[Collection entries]
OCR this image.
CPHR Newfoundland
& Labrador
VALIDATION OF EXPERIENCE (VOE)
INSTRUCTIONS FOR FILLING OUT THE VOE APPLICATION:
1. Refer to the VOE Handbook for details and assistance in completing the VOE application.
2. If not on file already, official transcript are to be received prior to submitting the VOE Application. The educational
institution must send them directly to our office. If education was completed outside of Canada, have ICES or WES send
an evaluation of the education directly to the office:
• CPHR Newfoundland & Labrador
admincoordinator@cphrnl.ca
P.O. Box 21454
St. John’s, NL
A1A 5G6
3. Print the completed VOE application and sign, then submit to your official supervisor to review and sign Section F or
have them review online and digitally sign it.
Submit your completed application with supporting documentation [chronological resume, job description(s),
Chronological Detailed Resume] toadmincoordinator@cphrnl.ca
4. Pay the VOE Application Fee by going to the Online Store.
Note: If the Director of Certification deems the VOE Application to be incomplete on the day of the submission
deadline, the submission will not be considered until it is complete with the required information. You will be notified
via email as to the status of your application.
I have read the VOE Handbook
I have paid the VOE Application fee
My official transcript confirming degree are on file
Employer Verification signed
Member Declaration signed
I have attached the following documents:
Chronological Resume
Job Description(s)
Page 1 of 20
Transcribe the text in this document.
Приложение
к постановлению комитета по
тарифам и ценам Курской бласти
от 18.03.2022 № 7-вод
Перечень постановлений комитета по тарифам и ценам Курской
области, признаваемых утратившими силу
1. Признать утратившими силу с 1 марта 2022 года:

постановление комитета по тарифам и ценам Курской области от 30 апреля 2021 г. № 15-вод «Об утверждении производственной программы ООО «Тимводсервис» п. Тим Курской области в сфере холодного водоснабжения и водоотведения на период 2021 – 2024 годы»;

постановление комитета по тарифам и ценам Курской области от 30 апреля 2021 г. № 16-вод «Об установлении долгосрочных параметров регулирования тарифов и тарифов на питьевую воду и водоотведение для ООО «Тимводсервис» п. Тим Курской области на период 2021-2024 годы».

Written problem »
Extract all lines from the data in which "утратившими" is found.

Reply to the task »
области, признаваемых утратившими силу
1. Признать утратившими силу с 1 марта 2022 года:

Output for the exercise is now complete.